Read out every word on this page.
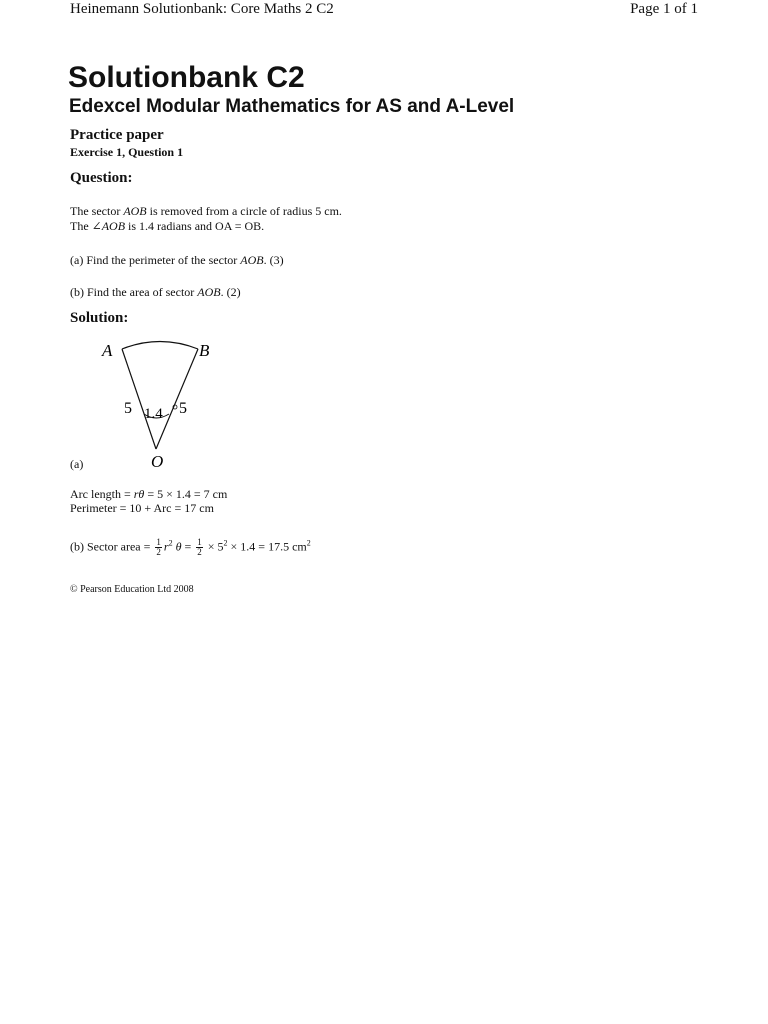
Heinemann Solutionbank: Core Maths 2 C2	Page 1 of 1
Solutionbank C2
Edexcel Modular Mathematics for AS and A-Level
Practice paper
Exercise 1, Question 1
Question:
The sector AOB is removed from a circle of radius 5 cm.
The ∠AOB is 1.4 radians and OA = OB.
(a) Find the perimeter of the sector AOB. (3)
(b) Find the area of sector AOB. (2)
Solution:
A	B
O
5	5
1.4
(a)
Arc length = rθ = 5 × 1.4 = 7 cm
Perimeter = 10 + Arc = 17 cm
(b) Sector area = $\frac{1}{2} r^2$ $\theta = \frac{1}{2} \times 5^2 \times 1.4 = 17.5$ $cm^2$
© Pearson Education Ltd 2008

- - - - - - -

### [TASK DESCRIPTION]
Print the whole listing above once more, word for word, without its pictures.

### [ANSWER FOR THIS EXERCISE]
Read out every word on this page.
Heinemann Solutionbank: Core Maths 2 C2	Page 1 of 1
Solutionbank C2
Edexcel Modular Mathematics for AS and A-Level
Practice paper
Exercise 1, Question 1
Question:
The sector AOB is removed from a circle of radius 5 cm.
The ∠AOB is 1.4 radians and OA = OB.
(a) Find the perimeter of the sector AOB. (3)
(b) Find the area of sector AOB. (2)
Solution:
A	B
O
5	5
1.4
(a)
Arc length = rθ = 5 × 1.4 = 7 cm
Perimeter = 10 + Arc = 17 cm
(b) Sector area = $\frac{1}{2} r^2$ $\theta = \frac{1}{2} \times 5^2 \times 1.4 = 17.5$ $cm^2$
© Pearson Education Ltd 2008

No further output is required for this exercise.